--- Begin DATA FOR THIS TASK ---
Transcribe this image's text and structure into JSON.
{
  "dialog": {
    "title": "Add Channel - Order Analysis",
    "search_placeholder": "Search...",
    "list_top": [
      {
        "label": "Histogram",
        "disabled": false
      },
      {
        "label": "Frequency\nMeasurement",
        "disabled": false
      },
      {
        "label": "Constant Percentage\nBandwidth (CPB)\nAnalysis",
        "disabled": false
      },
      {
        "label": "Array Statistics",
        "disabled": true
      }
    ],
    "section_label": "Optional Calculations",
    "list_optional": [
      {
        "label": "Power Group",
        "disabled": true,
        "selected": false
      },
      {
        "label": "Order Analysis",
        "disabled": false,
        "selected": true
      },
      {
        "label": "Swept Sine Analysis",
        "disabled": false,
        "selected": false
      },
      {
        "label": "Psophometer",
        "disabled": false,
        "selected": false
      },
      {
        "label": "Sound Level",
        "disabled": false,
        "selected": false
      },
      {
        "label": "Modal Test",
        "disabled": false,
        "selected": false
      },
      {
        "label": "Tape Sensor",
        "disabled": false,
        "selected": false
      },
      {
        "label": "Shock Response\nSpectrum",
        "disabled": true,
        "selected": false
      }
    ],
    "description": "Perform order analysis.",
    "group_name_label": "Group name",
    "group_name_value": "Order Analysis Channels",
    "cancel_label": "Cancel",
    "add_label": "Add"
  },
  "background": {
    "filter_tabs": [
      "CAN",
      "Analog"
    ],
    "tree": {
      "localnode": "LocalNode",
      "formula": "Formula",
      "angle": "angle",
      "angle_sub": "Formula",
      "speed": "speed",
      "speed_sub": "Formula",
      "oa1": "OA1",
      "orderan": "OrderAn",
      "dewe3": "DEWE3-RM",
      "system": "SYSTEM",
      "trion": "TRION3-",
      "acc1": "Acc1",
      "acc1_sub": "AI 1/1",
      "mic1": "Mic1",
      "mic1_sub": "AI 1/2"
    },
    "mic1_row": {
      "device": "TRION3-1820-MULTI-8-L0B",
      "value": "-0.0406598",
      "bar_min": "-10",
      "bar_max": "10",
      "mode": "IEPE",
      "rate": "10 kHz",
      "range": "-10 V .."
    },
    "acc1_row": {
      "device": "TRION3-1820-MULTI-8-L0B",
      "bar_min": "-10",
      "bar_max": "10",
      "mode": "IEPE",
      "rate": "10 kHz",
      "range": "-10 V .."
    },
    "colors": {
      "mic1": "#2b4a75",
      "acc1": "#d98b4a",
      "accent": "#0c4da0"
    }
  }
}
--- End DATA FOR THIS TASK ---
DIRECTION: Can you give every line above again, exactly as written?

FINISHED ANSWER:
Transcribe this image's text and structure into JSON.
{
  "dialog": {
    "title": "Add Channel - Order Analysis",
    "search_placeholder": "Search...",
    "list_top": [
      {
        "label": "Histogram",
        "disabled": false
      },
      {
        "label": "Frequency\nMeasurement",
        "disabled": false
      },
      {
        "label": "Constant Percentage\nBandwidth (CPB)\nAnalysis",
        "disabled": false
      },
      {
        "label": "Array Statistics",
        "disabled": true
      }
    ],
    "section_label": "Optional Calculations",
    "list_optional": [
      {
        "label": "Power Group",
        "disabled": true,
        "selected": false
      },
      {
        "label": "Order Analysis",
        "disabled": false,
        "selected": true
      },
      {
        "label": "Swept Sine Analysis",
        "disabled": false,
        "selected": false
      },
      {
        "label": "Psophometer",
        "disabled": false,
        "selected": false
      },
      {
        "label": "Sound Level",
        "disabled": false,
        "selected": false
      },
      {
        "label": "Modal Test",
        "disabled": false,
        "selected": false
      },
      {
        "label": "Tape Sensor",
        "disabled": false,
        "selected": false
      },
      {
        "label": "Shock Response\nSpectrum",
        "disabled": true,
        "selected": false
      }
    ],
    "description": "Perform order analysis.",
    "group_name_label": "Group name",
    "group_name_value": "Order Analysis Channels",
    "cancel_label": "Cancel",
    "add_label": "Add"
  },
  "background": {
    "filter_tabs": [
      "CAN",
      "Analog"
    ],
    "tree": {
      "localnode": "LocalNode",
      "formula": "Formula",
      "angle": "angle",
      "angle_sub": "Formula",
      "speed": "speed",
      "speed_sub": "Formula",
      "oa1": "OA1",
      "orderan": "OrderAn",
      "dewe3": "DEWE3-RM",
      "system": "SYSTEM",
      "trion": "TRION3-",
      "acc1": "Acc1",
      "acc1_sub": "AI 1/1",
      "mic1": "Mic1",
      "mic1_sub": "AI 1/2"
    },
    "mic1_row": {
      "device": "TRION3-1820-MULTI-8-L0B",
      "value": "-0.0406598",
      "bar_min": "-10",
      "bar_max": "10",
      "mode": "IEPE",
      "rate": "10 kHz",
      "range": "-10 V .."
    },
    "acc1_row": {
      "device": "TRION3-1820-MULTI-8-L0B",
      "bar_min": "-10",
      "bar_max": "10",
      "mode": "IEPE",
      "rate": "10 kHz",
      "range": "-10 V .."
    },
    "colors": {
      "mic1": "#2b4a75",
      "acc1": "#d98b4a",
      "accent": "#0c4da0"
    }
  }
}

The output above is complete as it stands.